### EXERCISE
Pictures do not belong in the copy; quote every entry below exactly.

►

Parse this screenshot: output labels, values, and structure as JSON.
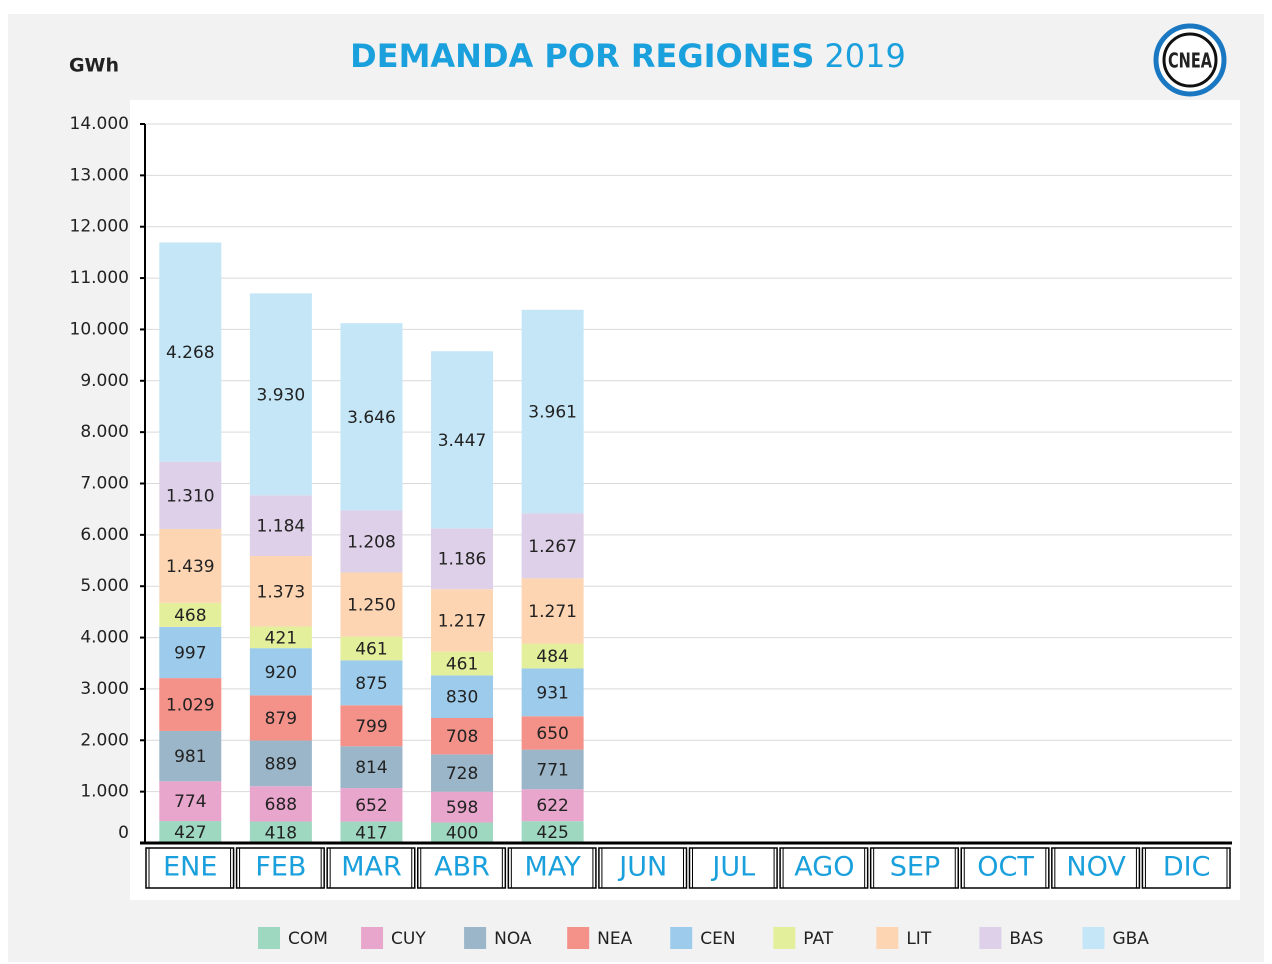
{
  "chart_data": {
    "type": "stacked_bar",
    "title": "DEMANDA POR REGIONES",
    "title_suffix": "2019",
    "logo": "CNEA",
    "y_label": "GWh",
    "categories": [
      "ENE",
      "FEB",
      "MAR",
      "ABR",
      "MAY",
      "JUN",
      "JUL",
      "AGO",
      "SEP",
      "OCT",
      "NOV",
      "DIC"
    ],
    "ylim": [
      0,
      14000
    ],
    "yticks": [
      0,
      {
        "value": 1000,
        "label": "1.000"
      },
      {
        "value": 2000,
        "label": "2.000"
      },
      {
        "value": 3000,
        "label": "3.000"
      },
      {
        "value": 4000,
        "label": "4.000"
      },
      {
        "value": 5000,
        "label": "5.000"
      },
      {
        "value": 6000,
        "label": "6.000"
      },
      {
        "value": 7000,
        "label": "7.000"
      },
      {
        "value": 8000,
        "label": "8.000"
      },
      {
        "value": 9000,
        "label": "9.000"
      },
      {
        "value": 10000,
        "label": "10.000"
      },
      {
        "value": 11000,
        "label": "11.000"
      },
      {
        "value": 12000,
        "label": "12.000"
      },
      {
        "value": 13000,
        "label": "13.000"
      },
      {
        "value": 14000,
        "label": "14.000"
      }
    ],
    "grid": true,
    "legend": "bottom",
    "series": [
      {
        "name": "COM",
        "color": "#9fd8c0",
        "values": [
          427,
          418,
          417,
          400,
          425,
          null,
          null,
          null,
          null,
          null,
          null,
          null
        ]
      },
      {
        "name": "CUY",
        "color": "#e8a6cc",
        "values": [
          774,
          688,
          652,
          598,
          622,
          null,
          null,
          null,
          null,
          null,
          null,
          null
        ]
      },
      {
        "name": "NOA",
        "color": "#9ab6c8",
        "values": [
          981,
          889,
          814,
          728,
          771,
          null,
          null,
          null,
          null,
          null,
          null,
          null
        ]
      },
      {
        "name": "NEA",
        "color": "#f4928a",
        "values": [
          1029,
          879,
          799,
          708,
          650,
          null,
          null,
          null,
          null,
          null,
          null,
          null
        ],
        "value_labels": [
          "1.029",
          "879",
          "799",
          "708",
          "650",
          null,
          null,
          null,
          null,
          null,
          null,
          null
        ]
      },
      {
        "name": "CEN",
        "color": "#9dcbeb",
        "values": [
          997,
          920,
          875,
          830,
          931,
          null,
          null,
          null,
          null,
          null,
          null,
          null
        ]
      },
      {
        "name": "PAT",
        "color": "#e3ef9a",
        "values": [
          468,
          421,
          461,
          461,
          484,
          null,
          null,
          null,
          null,
          null,
          null,
          null
        ]
      },
      {
        "name": "LIT",
        "color": "#fdd5b3",
        "values": [
          1439,
          1373,
          1250,
          1217,
          1271,
          null,
          null,
          null,
          null,
          null,
          null,
          null
        ],
        "value_labels": [
          "1.439",
          "1.373",
          "1.250",
          "1.217",
          "1.271",
          null,
          null,
          null,
          null,
          null,
          null,
          null
        ]
      },
      {
        "name": "BAS",
        "color": "#ddd0e8",
        "values": [
          1310,
          1184,
          1208,
          1186,
          1267,
          null,
          null,
          null,
          null,
          null,
          null,
          null
        ],
        "value_labels": [
          "1.310",
          "1.184",
          "1.208",
          "1.186",
          "1.267",
          null,
          null,
          null,
          null,
          null,
          null,
          null
        ]
      },
      {
        "name": "GBA",
        "color": "#c5e6f7",
        "values": [
          4268,
          3930,
          3646,
          3447,
          3961,
          null,
          null,
          null,
          null,
          null,
          null,
          null
        ],
        "value_labels": [
          "4.268",
          "3.930",
          "3.646",
          "3.447",
          "3.961",
          null,
          null,
          null,
          null,
          null,
          null,
          null
        ]
      }
    ]
  }
}
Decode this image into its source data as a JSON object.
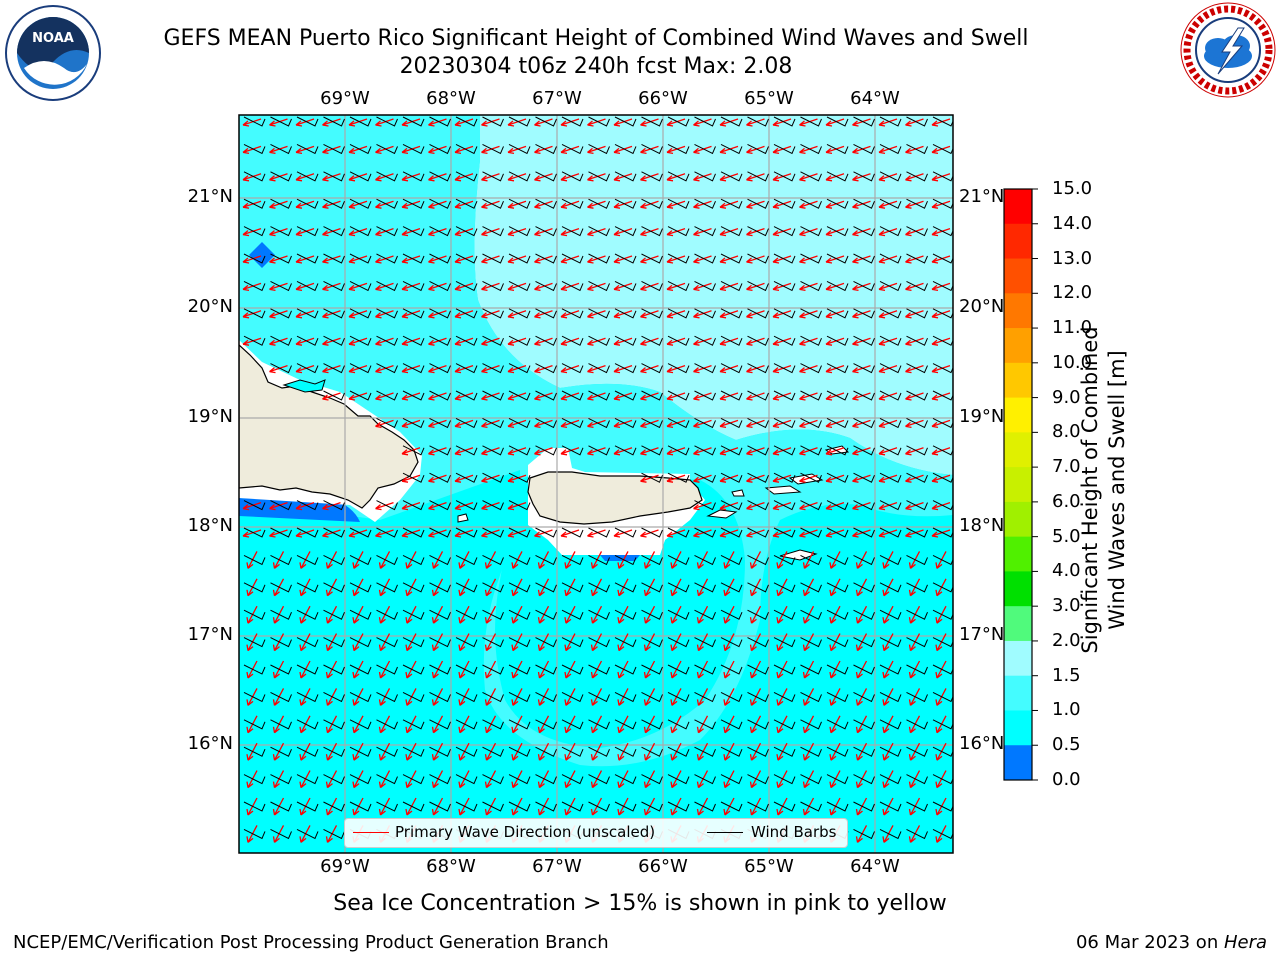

◄

### ANSWER TO THE PROBLEM
Parse this screenshot: output labels, values, and structure as JSON.
{
  "chart_data": {
    "type": "stacked_bar",
    "title": "DEMANDA POR REGIONES",
    "title_suffix": "2019",
    "logo": "CNEA",
    "y_label": "GWh",
    "categories": [
      "ENE",
      "FEB",
      "MAR",
      "ABR",
      "MAY",
      "JUN",
      "JUL",
      "AGO",
      "SEP",
      "OCT",
      "NOV",
      "DIC"
    ],
    "ylim": [
      0,
      14000
    ],
    "yticks": [
      0,
      {
        "value": 1000,
        "label": "1.000"
      },
      {
        "value": 2000,
        "label": "2.000"
      },
      {
        "value": 3000,
        "label": "3.000"
      },
      {
        "value": 4000,
        "label": "4.000"
      },
      {
        "value": 5000,
        "label": "5.000"
      },
      {
        "value": 6000,
        "label": "6.000"
      },
      {
        "value": 7000,
        "label": "7.000"
      },
      {
        "value": 8000,
        "label": "8.000"
      },
      {
        "value": 9000,
        "label": "9.000"
      },
      {
        "value": 10000,
        "label": "10.000"
      },
      {
        "value": 11000,
        "label": "11.000"
      },
      {
        "value": 12000,
        "label": "12.000"
      },
      {
        "value": 13000,
        "label": "13.000"
      },
      {
        "value": 14000,
        "label": "14.000"
      }
    ],
    "grid": true,
    "legend": "bottom",
    "series": [
      {
        "name": "COM",
        "color": "#9fd8c0",
        "values": [
          427,
          418,
          417,
          400,
          425,
          null,
          null,
          null,
          null,
          null,
          null,
          null
        ]
      },
      {
        "name": "CUY",
        "color": "#e8a6cc",
        "values": [
          774,
          688,
          652,
          598,
          622,
          null,
          null,
          null,
          null,
          null,
          null,
          null
        ]
      },
      {
        "name": "NOA",
        "color": "#9ab6c8",
        "values": [
          981,
          889,
          814,
          728,
          771,
          null,
          null,
          null,
          null,
          null,
          null,
          null
        ]
      },
      {
        "name": "NEA",
        "color": "#f4928a",
        "values": [
          1029,
          879,
          799,
          708,
          650,
          null,
          null,
          null,
          null,
          null,
          null,
          null
        ],
        "value_labels": [
          "1.029",
          "879",
          "799",
          "708",
          "650",
          null,
          null,
          null,
          null,
          null,
          null,
          null
        ]
      },
      {
        "name": "CEN",
        "color": "#9dcbeb",
        "values": [
          997,
          920,
          875,
          830,
          931,
          null,
          null,
          null,
          null,
          null,
          null,
          null
        ]
      },
      {
        "name": "PAT",
        "color": "#e3ef9a",
        "values": [
          468,
          421,
          461,
          461,
          484,
          null,
          null,
          null,
          null,
          null,
          null,
          null
        ]
      },
      {
        "name": "LIT",
        "color": "#fdd5b3",
        "values": [
          1439,
          1373,
          1250,
          1217,
          1271,
          null,
          null,
          null,
          null,
          null,
          null,
          null
        ],
        "value_labels": [
          "1.439",
          "1.373",
          "1.250",
          "1.217",
          "1.271",
          null,
          null,
          null,
          null,
          null,
          null,
          null
        ]
      },
      {
        "name": "BAS",
        "color": "#ddd0e8",
        "values": [
          1310,
          1184,
          1208,
          1186,
          1267,
          null,
          null,
          null,
          null,
          null,
          null,
          null
        ],
        "value_labels": [
          "1.310",
          "1.184",
          "1.208",
          "1.186",
          "1.267",
          null,
          null,
          null,
          null,
          null,
          null,
          null
        ]
      },
      {
        "name": "GBA",
        "color": "#c5e6f7",
        "values": [
          4268,
          3930,
          3646,
          3447,
          3961,
          null,
          null,
          null,
          null,
          null,
          null,
          null
        ],
        "value_labels": [
          "4.268",
          "3.930",
          "3.646",
          "3.447",
          "3.961",
          null,
          null,
          null,
          null,
          null,
          null,
          null
        ]
      }
    ]
  }
}
Decode this image into its source data as a JSON object.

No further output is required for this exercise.